## [PROBLEM REQUIREMENTS]
Reproduce the records below in full and exactly, without their images.

━━ EXERCISE MATERIAL

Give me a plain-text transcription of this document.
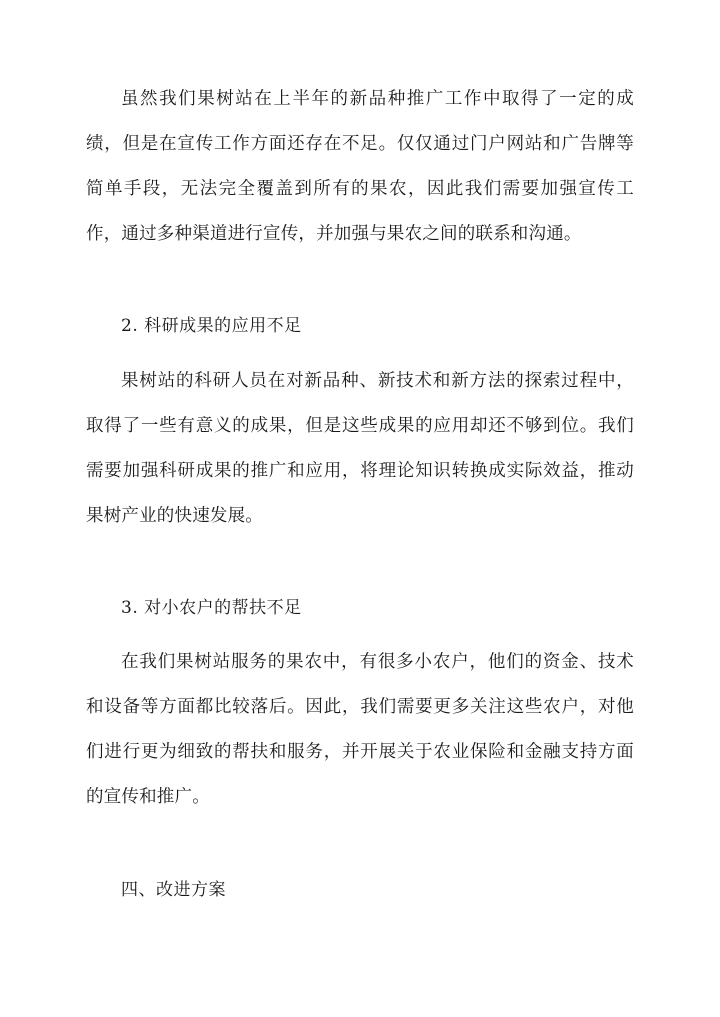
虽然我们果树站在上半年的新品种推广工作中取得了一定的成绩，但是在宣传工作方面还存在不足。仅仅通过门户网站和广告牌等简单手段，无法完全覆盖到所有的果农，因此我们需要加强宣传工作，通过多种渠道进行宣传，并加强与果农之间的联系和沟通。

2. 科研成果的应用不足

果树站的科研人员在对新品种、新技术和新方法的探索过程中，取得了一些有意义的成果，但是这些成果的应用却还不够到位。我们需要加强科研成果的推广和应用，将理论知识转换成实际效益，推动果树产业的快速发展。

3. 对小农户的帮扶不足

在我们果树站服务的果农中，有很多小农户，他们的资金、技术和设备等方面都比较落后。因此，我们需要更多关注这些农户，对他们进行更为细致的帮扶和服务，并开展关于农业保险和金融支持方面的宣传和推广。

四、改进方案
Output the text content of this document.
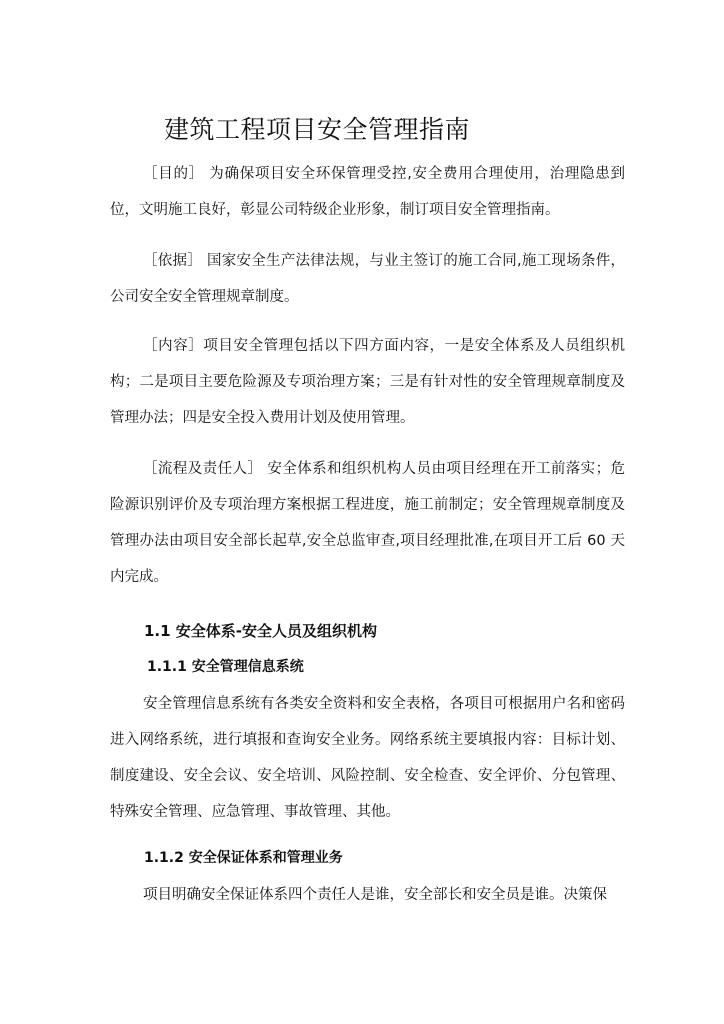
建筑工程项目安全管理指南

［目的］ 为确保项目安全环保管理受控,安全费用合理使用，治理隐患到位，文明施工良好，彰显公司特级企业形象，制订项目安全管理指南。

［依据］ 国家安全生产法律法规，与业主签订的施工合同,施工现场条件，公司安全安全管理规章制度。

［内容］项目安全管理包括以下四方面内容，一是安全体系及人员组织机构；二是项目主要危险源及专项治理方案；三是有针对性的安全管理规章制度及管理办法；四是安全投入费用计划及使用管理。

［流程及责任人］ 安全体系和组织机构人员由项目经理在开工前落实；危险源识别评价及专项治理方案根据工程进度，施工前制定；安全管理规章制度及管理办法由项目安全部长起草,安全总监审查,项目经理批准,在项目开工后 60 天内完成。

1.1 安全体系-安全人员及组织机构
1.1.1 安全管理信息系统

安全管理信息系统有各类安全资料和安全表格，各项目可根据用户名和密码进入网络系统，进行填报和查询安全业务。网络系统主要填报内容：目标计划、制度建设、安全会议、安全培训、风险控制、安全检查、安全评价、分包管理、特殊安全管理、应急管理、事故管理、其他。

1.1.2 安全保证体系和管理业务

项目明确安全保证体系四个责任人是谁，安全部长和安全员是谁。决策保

━━━━

## [FINAL ANSWER]
Give me a plain-text transcription of this document.
虽然我们果树站在上半年的新品种推广工作中取得了一定的成绩，但是在宣传工作方面还存在不足。仅仅通过门户网站和广告牌等简单手段，无法完全覆盖到所有的果农，因此我们需要加强宣传工作，通过多种渠道进行宣传，并加强与果农之间的联系和沟通。

2. 科研成果的应用不足

果树站的科研人员在对新品种、新技术和新方法的探索过程中，取得了一些有意义的成果，但是这些成果的应用却还不够到位。我们需要加强科研成果的推广和应用，将理论知识转换成实际效益，推动果树产业的快速发展。

3. 对小农户的帮扶不足

在我们果树站服务的果农中，有很多小农户，他们的资金、技术和设备等方面都比较落后。因此，我们需要更多关注这些农户，对他们进行更为细致的帮扶和服务，并开展关于农业保险和金融支持方面的宣传和推广。

四、改进方案
Output the text content of this document.
建筑工程项目安全管理指南

［目的］ 为确保项目安全环保管理受控,安全费用合理使用，治理隐患到位，文明施工良好，彰显公司特级企业形象，制订项目安全管理指南。

［依据］ 国家安全生产法律法规，与业主签订的施工合同,施工现场条件，公司安全安全管理规章制度。

［内容］项目安全管理包括以下四方面内容，一是安全体系及人员组织机构；二是项目主要危险源及专项治理方案；三是有针对性的安全管理规章制度及管理办法；四是安全投入费用计划及使用管理。

［流程及责任人］ 安全体系和组织机构人员由项目经理在开工前落实；危险源识别评价及专项治理方案根据工程进度，施工前制定；安全管理规章制度及管理办法由项目安全部长起草,安全总监审查,项目经理批准,在项目开工后 60 天内完成。

1.1 安全体系-安全人员及组织机构
1.1.1 安全管理信息系统

安全管理信息系统有各类安全资料和安全表格，各项目可根据用户名和密码进入网络系统，进行填报和查询安全业务。网络系统主要填报内容：目标计划、制度建设、安全会议、安全培训、风险控制、安全检查、安全评价、分包管理、特殊安全管理、应急管理、事故管理、其他。

1.1.2 安全保证体系和管理业务

项目明确安全保证体系四个责任人是谁，安全部长和安全员是谁。决策保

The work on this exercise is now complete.